** START **

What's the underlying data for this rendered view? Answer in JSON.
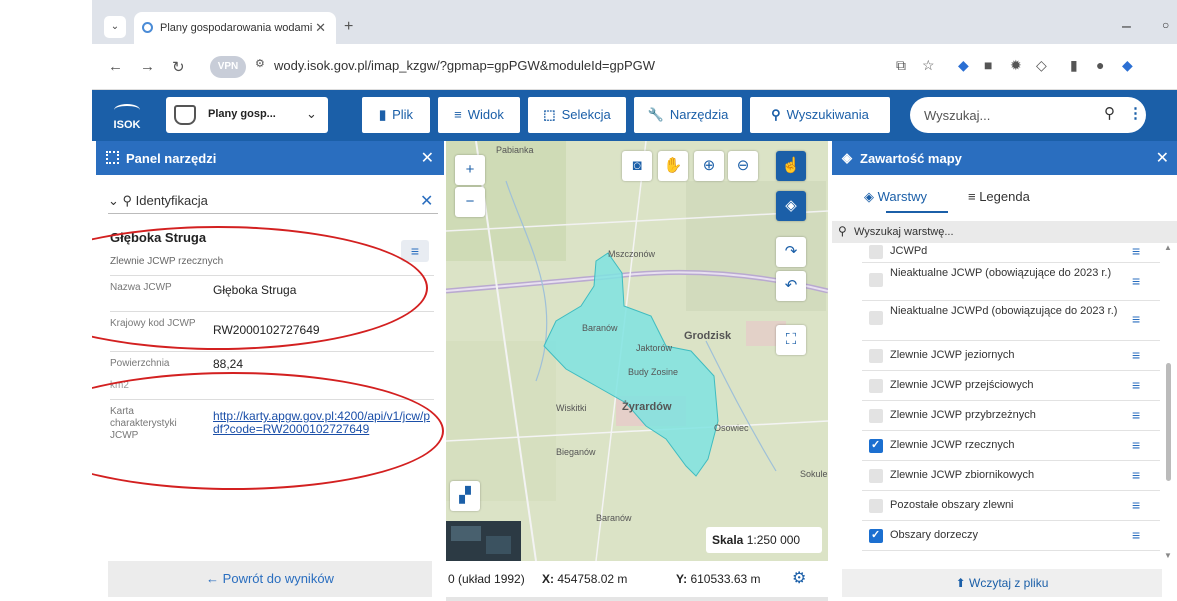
{
  "browser": {
    "tab_title": "Plany gospodarowania wodami",
    "url": "wody.isok.gov.pl/imap_kzgw/?gpmap=gpPGW&moduleId=gpPGW",
    "vpn_label": "VPN"
  },
  "app": {
    "logo_text": "ISOK",
    "project_label": "Plany gosp...",
    "toolbar": [
      {
        "label": "Plik",
        "icon": "file-icon"
      },
      {
        "label": "Widok",
        "icon": "list-icon"
      },
      {
        "label": "Selekcja",
        "icon": "selection-icon"
      },
      {
        "label": "Narzędzia",
        "icon": "wrench-icon"
      },
      {
        "label": "Wyszukiwania",
        "icon": "search-icon"
      }
    ],
    "search_placeholder": "Wyszukaj..."
  },
  "left_panel": {
    "title": "Panel narzędzi",
    "section": "Identyfikacja",
    "feature_title": "Głęboka Struga",
    "feature_subtitle": "Zlewnie JCWP rzecznych",
    "attributes": [
      {
        "key": "Nazwa JCWP",
        "value": "Głęboka Struga"
      },
      {
        "key": "Krajowy kod JCWP",
        "value": "RW2000102727649"
      },
      {
        "key": "Powierzchnia",
        "value": "88,24"
      },
      {
        "key": "Karta charakterystyki JCWP",
        "value": "http://karty.apgw.gov.pl:4200/api/v1/jcw/pdf?code=RW2000102727649"
      }
    ],
    "unit": "km2",
    "back_label": "Powrót do wyników"
  },
  "map": {
    "scale_label": "Skala",
    "scale_value": "1:250 000",
    "coord_system": "0 (układ 1992)",
    "x_label": "X:",
    "x_value": "454758.02 m",
    "y_label": "Y:",
    "y_value": "610533.63 m",
    "place_labels": [
      "Żyrardów",
      "Grodzisk",
      "Baranów",
      "Mszczonów",
      "Wiskitki",
      "Jaktorów",
      "Osowiec",
      "Budy Zosine",
      "Bieganów",
      "Sokule"
    ]
  },
  "right_panel": {
    "title": "Zawartość mapy",
    "tab_layers": "Warstwy",
    "tab_legend": "Legenda",
    "layer_search_placeholder": "Wyszukaj warstwę...",
    "layers": [
      {
        "name": "JCWPd",
        "checked": false
      },
      {
        "name": "Nieaktualne JCWP (obowiązujące do 2023 r.)",
        "checked": false
      },
      {
        "name": "Nieaktualne JCWPd (obowiązujące do 2023 r.)",
        "checked": false
      },
      {
        "name": "Zlewnie JCWP jeziornych",
        "checked": false
      },
      {
        "name": "Zlewnie JCWP przejściowych",
        "checked": false
      },
      {
        "name": "Zlewnie JCWP przybrzeżnych",
        "checked": false
      },
      {
        "name": "Zlewnie JCWP rzecznych",
        "checked": true
      },
      {
        "name": "Zlewnie JCWP zbiornikowych",
        "checked": false
      },
      {
        "name": "Pozostałe obszary zlewni",
        "checked": false
      },
      {
        "name": "Obszary dorzeczy",
        "checked": true
      }
    ],
    "load_label": "Wczytaj z pliku"
  }
}
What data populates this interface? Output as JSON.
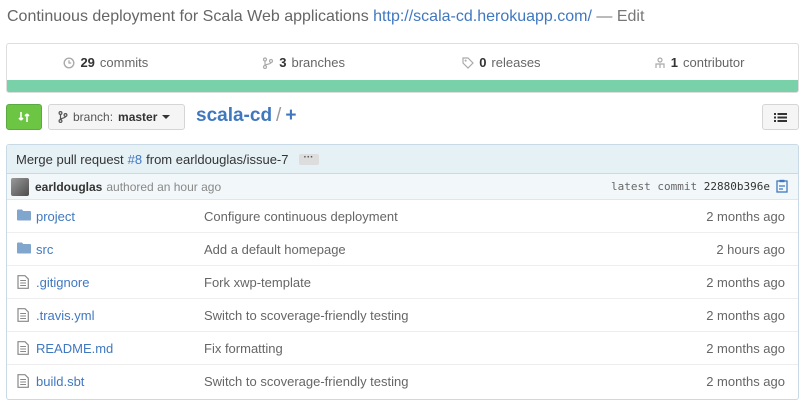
{
  "description": {
    "text": "Continuous deployment for Scala Web applications",
    "url": "http://scala-cd.herokuapp.com/",
    "edit": "— Edit"
  },
  "summary": {
    "commits": {
      "count": "29",
      "label": "commits",
      "icon": "history-icon"
    },
    "branches": {
      "count": "3",
      "label": "branches",
      "icon": "branch-icon"
    },
    "releases": {
      "count": "0",
      "label": "releases",
      "icon": "tag-icon"
    },
    "contributors": {
      "count": "1",
      "label": "contributor",
      "icon": "organization-icon"
    },
    "language_bar_color": "#78d1a8"
  },
  "toolbar": {
    "compare_icon": "compare-icon",
    "branch_prefix": "branch:",
    "branch_name": "master",
    "repo_name": "scala-cd",
    "separator": "/",
    "add": "+",
    "list_icon": "list-icon"
  },
  "latest_commit": {
    "message_prefix": "Merge pull request",
    "pr": "#8",
    "message_suffix": "from earldouglas/issue-7",
    "ellipsis": "···",
    "author": "earldouglas",
    "authored": "authored an hour ago",
    "label": "latest commit",
    "sha": "22880b396e"
  },
  "files": [
    {
      "type": "dir",
      "name": "project",
      "message": "Configure continuous deployment",
      "age": "2 months ago"
    },
    {
      "type": "dir",
      "name": "src",
      "message": "Add a default homepage",
      "age": "2 hours ago"
    },
    {
      "type": "file",
      "name": ".gitignore",
      "message": "Fork xwp-template",
      "age": "2 months ago"
    },
    {
      "type": "file",
      "name": ".travis.yml",
      "message": "Switch to scoverage-friendly testing",
      "age": "2 months ago"
    },
    {
      "type": "file",
      "name": "README.md",
      "message": "Fix formatting",
      "age": "2 months ago"
    },
    {
      "type": "file",
      "name": "build.sbt",
      "message": "Switch to scoverage-friendly testing",
      "age": "2 months ago"
    }
  ],
  "colors": {
    "link": "#4078c0",
    "green": "#6cc644",
    "folder": "#80a6cd"
  }
}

** END **

WORK REQUIRED ▸
Lines that include the word "rzecznych" — how many are there in the data? Answer with the number alone.

TASK ANSWER ▸
2